Identify, in the records below, every line where the string "title" appears, and copy each such line.

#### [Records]
:::::

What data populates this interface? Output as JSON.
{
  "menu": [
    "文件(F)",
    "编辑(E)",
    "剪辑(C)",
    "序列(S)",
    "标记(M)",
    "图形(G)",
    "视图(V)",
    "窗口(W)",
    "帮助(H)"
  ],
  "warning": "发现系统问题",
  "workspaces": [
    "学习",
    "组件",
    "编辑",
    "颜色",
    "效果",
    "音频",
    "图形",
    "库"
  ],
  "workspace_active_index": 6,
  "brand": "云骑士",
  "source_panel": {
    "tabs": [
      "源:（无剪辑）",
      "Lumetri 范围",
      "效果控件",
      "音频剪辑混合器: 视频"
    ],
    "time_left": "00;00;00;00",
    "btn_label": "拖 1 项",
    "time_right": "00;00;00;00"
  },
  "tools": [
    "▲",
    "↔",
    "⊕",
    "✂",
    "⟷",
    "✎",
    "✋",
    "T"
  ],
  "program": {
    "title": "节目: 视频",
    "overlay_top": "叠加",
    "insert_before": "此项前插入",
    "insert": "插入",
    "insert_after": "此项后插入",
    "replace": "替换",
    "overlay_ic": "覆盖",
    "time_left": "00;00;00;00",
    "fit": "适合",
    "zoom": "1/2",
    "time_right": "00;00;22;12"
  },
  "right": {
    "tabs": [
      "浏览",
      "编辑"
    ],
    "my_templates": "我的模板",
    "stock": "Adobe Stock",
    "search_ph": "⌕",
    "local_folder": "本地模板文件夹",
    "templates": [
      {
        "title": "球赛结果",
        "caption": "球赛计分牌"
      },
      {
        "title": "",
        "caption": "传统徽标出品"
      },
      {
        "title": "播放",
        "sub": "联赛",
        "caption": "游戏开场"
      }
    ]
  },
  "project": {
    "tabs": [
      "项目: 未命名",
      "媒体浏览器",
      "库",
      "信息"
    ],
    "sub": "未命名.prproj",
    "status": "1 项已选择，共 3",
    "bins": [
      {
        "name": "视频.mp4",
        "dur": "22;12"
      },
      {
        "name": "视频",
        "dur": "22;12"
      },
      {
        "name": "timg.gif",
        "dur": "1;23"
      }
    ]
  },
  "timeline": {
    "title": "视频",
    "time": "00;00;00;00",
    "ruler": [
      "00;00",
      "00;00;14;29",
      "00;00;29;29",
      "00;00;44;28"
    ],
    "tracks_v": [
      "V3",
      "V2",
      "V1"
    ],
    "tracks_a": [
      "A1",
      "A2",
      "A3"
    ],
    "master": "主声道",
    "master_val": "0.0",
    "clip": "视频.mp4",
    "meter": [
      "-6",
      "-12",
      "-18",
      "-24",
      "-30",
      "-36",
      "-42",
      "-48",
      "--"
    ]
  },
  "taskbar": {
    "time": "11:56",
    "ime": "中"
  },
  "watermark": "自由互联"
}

:::::

#### [EXERCISE RESPONSE]
    "title": "节目: 视频",
        "title": "球赛结果",
        "title": "",
        "title": "播放",
    "title": "视频",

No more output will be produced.